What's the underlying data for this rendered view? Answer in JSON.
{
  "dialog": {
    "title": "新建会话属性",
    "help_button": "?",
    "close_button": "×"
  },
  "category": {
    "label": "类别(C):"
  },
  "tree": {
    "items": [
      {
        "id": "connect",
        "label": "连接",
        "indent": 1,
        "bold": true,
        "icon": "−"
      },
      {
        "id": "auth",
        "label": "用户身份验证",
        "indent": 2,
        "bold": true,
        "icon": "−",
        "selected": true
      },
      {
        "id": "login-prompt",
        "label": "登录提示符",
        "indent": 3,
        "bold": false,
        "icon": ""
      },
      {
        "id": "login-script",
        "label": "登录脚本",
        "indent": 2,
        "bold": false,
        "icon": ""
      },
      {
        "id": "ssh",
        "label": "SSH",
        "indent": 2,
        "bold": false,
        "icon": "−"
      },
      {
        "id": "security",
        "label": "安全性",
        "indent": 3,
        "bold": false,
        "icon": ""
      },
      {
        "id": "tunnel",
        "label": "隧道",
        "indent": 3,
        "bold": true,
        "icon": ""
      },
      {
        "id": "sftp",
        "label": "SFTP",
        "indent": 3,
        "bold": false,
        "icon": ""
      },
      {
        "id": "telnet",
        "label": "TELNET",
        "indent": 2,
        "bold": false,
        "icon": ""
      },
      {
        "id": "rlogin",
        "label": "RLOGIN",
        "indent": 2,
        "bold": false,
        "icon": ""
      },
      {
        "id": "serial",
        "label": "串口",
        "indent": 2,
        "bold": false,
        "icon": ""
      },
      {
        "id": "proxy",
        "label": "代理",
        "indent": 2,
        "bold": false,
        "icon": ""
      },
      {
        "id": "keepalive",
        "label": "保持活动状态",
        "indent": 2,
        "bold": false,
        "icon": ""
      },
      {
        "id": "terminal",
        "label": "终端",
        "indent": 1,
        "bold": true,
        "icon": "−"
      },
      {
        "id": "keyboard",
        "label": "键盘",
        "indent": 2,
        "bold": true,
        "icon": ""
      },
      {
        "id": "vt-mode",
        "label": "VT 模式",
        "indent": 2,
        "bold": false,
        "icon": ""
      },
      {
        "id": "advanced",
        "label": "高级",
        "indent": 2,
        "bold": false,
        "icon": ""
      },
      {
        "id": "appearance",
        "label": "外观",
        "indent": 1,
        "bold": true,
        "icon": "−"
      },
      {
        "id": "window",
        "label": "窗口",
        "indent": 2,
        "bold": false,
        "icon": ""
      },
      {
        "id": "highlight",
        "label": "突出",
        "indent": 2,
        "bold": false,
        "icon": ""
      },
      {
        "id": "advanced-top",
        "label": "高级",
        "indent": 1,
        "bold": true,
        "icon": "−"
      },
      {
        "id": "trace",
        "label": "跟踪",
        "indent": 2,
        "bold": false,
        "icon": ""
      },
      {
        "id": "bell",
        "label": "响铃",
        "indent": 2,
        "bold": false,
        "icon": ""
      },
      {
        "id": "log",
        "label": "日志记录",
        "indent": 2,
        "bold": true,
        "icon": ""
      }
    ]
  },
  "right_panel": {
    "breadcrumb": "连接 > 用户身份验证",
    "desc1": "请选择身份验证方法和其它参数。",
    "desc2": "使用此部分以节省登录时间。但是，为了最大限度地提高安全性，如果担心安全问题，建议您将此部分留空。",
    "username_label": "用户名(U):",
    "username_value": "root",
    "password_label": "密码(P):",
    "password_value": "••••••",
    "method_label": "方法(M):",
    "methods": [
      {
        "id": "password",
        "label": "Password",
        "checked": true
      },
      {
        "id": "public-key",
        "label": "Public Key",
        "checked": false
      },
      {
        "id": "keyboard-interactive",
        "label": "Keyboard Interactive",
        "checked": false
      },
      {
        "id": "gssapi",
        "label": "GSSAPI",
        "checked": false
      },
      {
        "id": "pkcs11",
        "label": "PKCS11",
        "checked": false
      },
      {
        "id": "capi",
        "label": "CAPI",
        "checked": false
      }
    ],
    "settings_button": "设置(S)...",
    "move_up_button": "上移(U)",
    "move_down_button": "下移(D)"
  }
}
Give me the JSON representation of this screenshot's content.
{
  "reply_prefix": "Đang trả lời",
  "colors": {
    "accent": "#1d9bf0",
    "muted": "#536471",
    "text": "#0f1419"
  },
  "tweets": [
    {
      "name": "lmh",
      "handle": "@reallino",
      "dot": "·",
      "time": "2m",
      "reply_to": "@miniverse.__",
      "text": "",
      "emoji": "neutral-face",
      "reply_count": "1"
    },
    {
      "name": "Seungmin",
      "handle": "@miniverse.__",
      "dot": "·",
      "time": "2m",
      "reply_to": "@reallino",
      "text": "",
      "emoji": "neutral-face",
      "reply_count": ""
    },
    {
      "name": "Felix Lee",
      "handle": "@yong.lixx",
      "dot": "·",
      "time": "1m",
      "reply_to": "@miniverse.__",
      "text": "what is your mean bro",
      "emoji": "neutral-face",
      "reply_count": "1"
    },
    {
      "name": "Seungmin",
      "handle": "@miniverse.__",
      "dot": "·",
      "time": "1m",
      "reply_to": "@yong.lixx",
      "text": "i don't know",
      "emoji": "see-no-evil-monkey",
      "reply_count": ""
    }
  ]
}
= = =
• Task brief
Each line of the listing should be echoed back exactly.

• Final result
What's the underlying data for this rendered view? Answer in JSON.
{
  "dialog": {
    "title": "新建会话属性",
    "help_button": "?",
    "close_button": "×"
  },
  "category": {
    "label": "类别(C):"
  },
  "tree": {
    "items": [
      {
        "id": "connect",
        "label": "连接",
        "indent": 1,
        "bold": true,
        "icon": "−"
      },
      {
        "id": "auth",
        "label": "用户身份验证",
        "indent": 2,
        "bold": true,
        "icon": "−",
        "selected": true
      },
      {
        "id": "login-prompt",
        "label": "登录提示符",
        "indent": 3,
        "bold": false,
        "icon": ""
      },
      {
        "id": "login-script",
        "label": "登录脚本",
        "indent": 2,
        "bold": false,
        "icon": ""
      },
      {
        "id": "ssh",
        "label": "SSH",
        "indent": 2,
        "bold": false,
        "icon": "−"
      },
      {
        "id": "security",
        "label": "安全性",
        "indent": 3,
        "bold": false,
        "icon": ""
      },
      {
        "id": "tunnel",
        "label": "隧道",
        "indent": 3,
        "bold": true,
        "icon": ""
      },
      {
        "id": "sftp",
        "label": "SFTP",
        "indent": 3,
        "bold": false,
        "icon": ""
      },
      {
        "id": "telnet",
        "label": "TELNET",
        "indent": 2,
        "bold": false,
        "icon": ""
      },
      {
        "id": "rlogin",
        "label": "RLOGIN",
        "indent": 2,
        "bold": false,
        "icon": ""
      },
      {
        "id": "serial",
        "label": "串口",
        "indent": 2,
        "bold": false,
        "icon": ""
      },
      {
        "id": "proxy",
        "label": "代理",
        "indent": 2,
        "bold": false,
        "icon": ""
      },
      {
        "id": "keepalive",
        "label": "保持活动状态",
        "indent": 2,
        "bold": false,
        "icon": ""
      },
      {
        "id": "terminal",
        "label": "终端",
        "indent": 1,
        "bold": true,
        "icon": "−"
      },
      {
        "id": "keyboard",
        "label": "键盘",
        "indent": 2,
        "bold": true,
        "icon": ""
      },
      {
        "id": "vt-mode",
        "label": "VT 模式",
        "indent": 2,
        "bold": false,
        "icon": ""
      },
      {
        "id": "advanced",
        "label": "高级",
        "indent": 2,
        "bold": false,
        "icon": ""
      },
      {
        "id": "appearance",
        "label": "外观",
        "indent": 1,
        "bold": true,
        "icon": "−"
      },
      {
        "id": "window",
        "label": "窗口",
        "indent": 2,
        "bold": false,
        "icon": ""
      },
      {
        "id": "highlight",
        "label": "突出",
        "indent": 2,
        "bold": false,
        "icon": ""
      },
      {
        "id": "advanced-top",
        "label": "高级",
        "indent": 1,
        "bold": true,
        "icon": "−"
      },
      {
        "id": "trace",
        "label": "跟踪",
        "indent": 2,
        "bold": false,
        "icon": ""
      },
      {
        "id": "bell",
        "label": "响铃",
        "indent": 2,
        "bold": false,
        "icon": ""
      },
      {
        "id": "log",
        "label": "日志记录",
        "indent": 2,
        "bold": true,
        "icon": ""
      }
    ]
  },
  "right_panel": {
    "breadcrumb": "连接 > 用户身份验证",
    "desc1": "请选择身份验证方法和其它参数。",
    "desc2": "使用此部分以节省登录时间。但是，为了最大限度地提高安全性，如果担心安全问题，建议您将此部分留空。",
    "username_label": "用户名(U):",
    "username_value": "root",
    "password_label": "密码(P):",
    "password_value": "••••••",
    "method_label": "方法(M):",
    "methods": [
      {
        "id": "password",
        "label": "Password",
        "checked": true
      },
      {
        "id": "public-key",
        "label": "Public Key",
        "checked": false
      },
      {
        "id": "keyboard-interactive",
        "label": "Keyboard Interactive",
        "checked": false
      },
      {
        "id": "gssapi",
        "label": "GSSAPI",
        "checked": false
      },
      {
        "id": "pkcs11",
        "label": "PKCS11",
        "checked": false
      },
      {
        "id": "capi",
        "label": "CAPI",
        "checked": false
      }
    ],
    "settings_button": "设置(S)...",
    "move_up_button": "上移(U)",
    "move_down_button": "下移(D)"
  }
}
Give me the JSON representation of this screenshot's content.
{
  "reply_prefix": "Đang trả lời",
  "colors": {
    "accent": "#1d9bf0",
    "muted": "#536471",
    "text": "#0f1419"
  },
  "tweets": [
    {
      "name": "lmh",
      "handle": "@reallino",
      "dot": "·",
      "time": "2m",
      "reply_to": "@miniverse.__",
      "text": "",
      "emoji": "neutral-face",
      "reply_count": "1"
    },
    {
      "name": "Seungmin",
      "handle": "@miniverse.__",
      "dot": "·",
      "time": "2m",
      "reply_to": "@reallino",
      "text": "",
      "emoji": "neutral-face",
      "reply_count": ""
    },
    {
      "name": "Felix Lee",
      "handle": "@yong.lixx",
      "dot": "·",
      "time": "1m",
      "reply_to": "@miniverse.__",
      "text": "what is your mean bro",
      "emoji": "neutral-face",
      "reply_count": "1"
    },
    {
      "name": "Seungmin",
      "handle": "@miniverse.__",
      "dot": "·",
      "time": "1m",
      "reply_to": "@yong.lixx",
      "text": "i don't know",
      "emoji": "see-no-evil-monkey",
      "reply_count": ""
    }
  ]
}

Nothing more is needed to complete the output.